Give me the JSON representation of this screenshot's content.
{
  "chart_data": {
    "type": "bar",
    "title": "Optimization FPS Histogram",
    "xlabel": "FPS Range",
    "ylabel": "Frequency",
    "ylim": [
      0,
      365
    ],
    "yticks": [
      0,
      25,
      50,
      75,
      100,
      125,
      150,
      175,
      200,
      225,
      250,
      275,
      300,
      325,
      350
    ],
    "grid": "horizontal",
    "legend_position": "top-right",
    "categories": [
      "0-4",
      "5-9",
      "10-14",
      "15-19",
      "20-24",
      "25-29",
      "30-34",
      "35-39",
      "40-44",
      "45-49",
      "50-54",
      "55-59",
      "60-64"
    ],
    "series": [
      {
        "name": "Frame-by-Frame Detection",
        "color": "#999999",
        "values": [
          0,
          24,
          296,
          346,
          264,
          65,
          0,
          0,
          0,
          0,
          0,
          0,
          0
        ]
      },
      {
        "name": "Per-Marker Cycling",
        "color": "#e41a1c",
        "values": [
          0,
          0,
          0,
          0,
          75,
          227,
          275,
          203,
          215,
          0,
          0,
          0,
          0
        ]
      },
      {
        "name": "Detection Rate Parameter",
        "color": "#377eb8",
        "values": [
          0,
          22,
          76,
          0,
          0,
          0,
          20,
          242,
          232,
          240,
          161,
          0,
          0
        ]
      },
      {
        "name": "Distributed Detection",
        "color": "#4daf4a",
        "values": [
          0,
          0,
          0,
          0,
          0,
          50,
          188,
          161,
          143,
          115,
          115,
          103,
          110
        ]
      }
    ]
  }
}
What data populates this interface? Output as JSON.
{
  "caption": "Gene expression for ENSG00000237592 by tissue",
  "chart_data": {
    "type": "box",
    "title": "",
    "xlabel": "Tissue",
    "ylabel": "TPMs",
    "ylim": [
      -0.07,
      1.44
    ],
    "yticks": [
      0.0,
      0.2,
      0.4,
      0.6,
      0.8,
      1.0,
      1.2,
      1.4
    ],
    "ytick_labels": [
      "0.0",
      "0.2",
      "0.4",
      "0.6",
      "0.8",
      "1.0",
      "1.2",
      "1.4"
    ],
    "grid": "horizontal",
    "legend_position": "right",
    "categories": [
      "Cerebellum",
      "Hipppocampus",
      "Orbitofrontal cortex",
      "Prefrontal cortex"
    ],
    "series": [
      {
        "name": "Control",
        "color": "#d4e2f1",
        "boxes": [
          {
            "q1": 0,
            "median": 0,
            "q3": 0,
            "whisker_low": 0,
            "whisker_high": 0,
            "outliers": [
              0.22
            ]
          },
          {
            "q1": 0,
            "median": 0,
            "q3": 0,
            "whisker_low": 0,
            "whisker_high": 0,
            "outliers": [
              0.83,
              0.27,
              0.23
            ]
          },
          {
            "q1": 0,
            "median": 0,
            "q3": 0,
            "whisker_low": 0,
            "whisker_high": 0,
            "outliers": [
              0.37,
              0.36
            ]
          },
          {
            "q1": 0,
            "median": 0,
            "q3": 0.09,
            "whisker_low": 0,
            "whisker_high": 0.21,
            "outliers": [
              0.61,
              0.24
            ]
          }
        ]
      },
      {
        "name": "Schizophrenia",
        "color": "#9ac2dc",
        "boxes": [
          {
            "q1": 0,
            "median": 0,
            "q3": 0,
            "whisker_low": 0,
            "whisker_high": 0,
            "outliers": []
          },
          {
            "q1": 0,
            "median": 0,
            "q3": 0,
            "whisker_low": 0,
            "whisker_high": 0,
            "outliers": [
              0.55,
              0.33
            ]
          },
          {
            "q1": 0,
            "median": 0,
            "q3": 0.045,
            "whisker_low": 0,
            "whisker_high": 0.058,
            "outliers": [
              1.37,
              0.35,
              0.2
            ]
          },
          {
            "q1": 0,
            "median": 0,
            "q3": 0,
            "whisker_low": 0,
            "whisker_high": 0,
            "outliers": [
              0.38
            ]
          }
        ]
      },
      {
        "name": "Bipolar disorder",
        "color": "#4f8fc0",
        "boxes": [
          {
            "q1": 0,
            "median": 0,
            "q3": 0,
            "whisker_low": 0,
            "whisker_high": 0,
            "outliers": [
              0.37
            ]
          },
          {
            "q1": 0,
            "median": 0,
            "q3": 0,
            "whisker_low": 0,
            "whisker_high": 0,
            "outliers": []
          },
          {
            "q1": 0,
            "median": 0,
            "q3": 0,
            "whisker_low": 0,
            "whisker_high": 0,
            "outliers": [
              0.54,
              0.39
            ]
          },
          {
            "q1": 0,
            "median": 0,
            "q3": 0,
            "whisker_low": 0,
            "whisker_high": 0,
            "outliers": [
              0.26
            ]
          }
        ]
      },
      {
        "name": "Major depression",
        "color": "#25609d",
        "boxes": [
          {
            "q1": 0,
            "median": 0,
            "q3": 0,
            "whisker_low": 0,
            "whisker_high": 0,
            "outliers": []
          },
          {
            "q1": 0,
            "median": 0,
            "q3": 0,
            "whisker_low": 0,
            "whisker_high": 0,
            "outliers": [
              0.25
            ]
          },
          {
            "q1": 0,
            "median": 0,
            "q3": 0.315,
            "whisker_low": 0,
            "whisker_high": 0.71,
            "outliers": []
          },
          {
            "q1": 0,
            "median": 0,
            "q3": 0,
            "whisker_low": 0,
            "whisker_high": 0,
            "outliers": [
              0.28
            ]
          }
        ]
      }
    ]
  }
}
########
→ WHAT TO WORK ON
Set down the entries above again, word for word.

→ RESULT OF THE TASK
Give me the JSON representation of this screenshot's content.
{
  "chart_data": {
    "type": "bar",
    "title": "Optimization FPS Histogram",
    "xlabel": "FPS Range",
    "ylabel": "Frequency",
    "ylim": [
      0,
      365
    ],
    "yticks": [
      0,
      25,
      50,
      75,
      100,
      125,
      150,
      175,
      200,
      225,
      250,
      275,
      300,
      325,
      350
    ],
    "grid": "horizontal",
    "legend_position": "top-right",
    "categories": [
      "0-4",
      "5-9",
      "10-14",
      "15-19",
      "20-24",
      "25-29",
      "30-34",
      "35-39",
      "40-44",
      "45-49",
      "50-54",
      "55-59",
      "60-64"
    ],
    "series": [
      {
        "name": "Frame-by-Frame Detection",
        "color": "#999999",
        "values": [
          0,
          24,
          296,
          346,
          264,
          65,
          0,
          0,
          0,
          0,
          0,
          0,
          0
        ]
      },
      {
        "name": "Per-Marker Cycling",
        "color": "#e41a1c",
        "values": [
          0,
          0,
          0,
          0,
          75,
          227,
          275,
          203,
          215,
          0,
          0,
          0,
          0
        ]
      },
      {
        "name": "Detection Rate Parameter",
        "color": "#377eb8",
        "values": [
          0,
          22,
          76,
          0,
          0,
          0,
          20,
          242,
          232,
          240,
          161,
          0,
          0
        ]
      },
      {
        "name": "Distributed Detection",
        "color": "#4daf4a",
        "values": [
          0,
          0,
          0,
          0,
          0,
          50,
          188,
          161,
          143,
          115,
          115,
          103,
          110
        ]
      }
    ]
  }
}
What data populates this interface? Output as JSON.
{
  "caption": "Gene expression for ENSG00000237592 by tissue",
  "chart_data": {
    "type": "box",
    "title": "",
    "xlabel": "Tissue",
    "ylabel": "TPMs",
    "ylim": [
      -0.07,
      1.44
    ],
    "yticks": [
      0.0,
      0.2,
      0.4,
      0.6,
      0.8,
      1.0,
      1.2,
      1.4
    ],
    "ytick_labels": [
      "0.0",
      "0.2",
      "0.4",
      "0.6",
      "0.8",
      "1.0",
      "1.2",
      "1.4"
    ],
    "grid": "horizontal",
    "legend_position": "right",
    "categories": [
      "Cerebellum",
      "Hipppocampus",
      "Orbitofrontal cortex",
      "Prefrontal cortex"
    ],
    "series": [
      {
        "name": "Control",
        "color": "#d4e2f1",
        "boxes": [
          {
            "q1": 0,
            "median": 0,
            "q3": 0,
            "whisker_low": 0,
            "whisker_high": 0,
            "outliers": [
              0.22
            ]
          },
          {
            "q1": 0,
            "median": 0,
            "q3": 0,
            "whisker_low": 0,
            "whisker_high": 0,
            "outliers": [
              0.83,
              0.27,
              0.23
            ]
          },
          {
            "q1": 0,
            "median": 0,
            "q3": 0,
            "whisker_low": 0,
            "whisker_high": 0,
            "outliers": [
              0.37,
              0.36
            ]
          },
          {
            "q1": 0,
            "median": 0,
            "q3": 0.09,
            "whisker_low": 0,
            "whisker_high": 0.21,
            "outliers": [
              0.61,
              0.24
            ]
          }
        ]
      },
      {
        "name": "Schizophrenia",
        "color": "#9ac2dc",
        "boxes": [
          {
            "q1": 0,
            "median": 0,
            "q3": 0,
            "whisker_low": 0,
            "whisker_high": 0,
            "outliers": []
          },
          {
            "q1": 0,
            "median": 0,
            "q3": 0,
            "whisker_low": 0,
            "whisker_high": 0,
            "outliers": [
              0.55,
              0.33
            ]
          },
          {
            "q1": 0,
            "median": 0,
            "q3": 0.045,
            "whisker_low": 0,
            "whisker_high": 0.058,
            "outliers": [
              1.37,
              0.35,
              0.2
            ]
          },
          {
            "q1": 0,
            "median": 0,
            "q3": 0,
            "whisker_low": 0,
            "whisker_high": 0,
            "outliers": [
              0.38
            ]
          }
        ]
      },
      {
        "name": "Bipolar disorder",
        "color": "#4f8fc0",
        "boxes": [
          {
            "q1": 0,
            "median": 0,
            "q3": 0,
            "whisker_low": 0,
            "whisker_high": 0,
            "outliers": [
              0.37
            ]
          },
          {
            "q1": 0,
            "median": 0,
            "q3": 0,
            "whisker_low": 0,
            "whisker_high": 0,
            "outliers": []
          },
          {
            "q1": 0,
            "median": 0,
            "q3": 0,
            "whisker_low": 0,
            "whisker_high": 0,
            "outliers": [
              0.54,
              0.39
            ]
          },
          {
            "q1": 0,
            "median": 0,
            "q3": 0,
            "whisker_low": 0,
            "whisker_high": 0,
            "outliers": [
              0.26
            ]
          }
        ]
      },
      {
        "name": "Major depression",
        "color": "#25609d",
        "boxes": [
          {
            "q1": 0,
            "median": 0,
            "q3": 0,
            "whisker_low": 0,
            "whisker_high": 0,
            "outliers": []
          },
          {
            "q1": 0,
            "median": 0,
            "q3": 0,
            "whisker_low": 0,
            "whisker_high": 0,
            "outliers": [
              0.25
            ]
          },
          {
            "q1": 0,
            "median": 0,
            "q3": 0.315,
            "whisker_low": 0,
            "whisker_high": 0.71,
            "outliers": []
          },
          {
            "q1": 0,
            "median": 0,
            "q3": 0,
            "whisker_low": 0,
            "whisker_high": 0,
            "outliers": [
              0.28
            ]
          }
        ]
      }
    ]
  }
}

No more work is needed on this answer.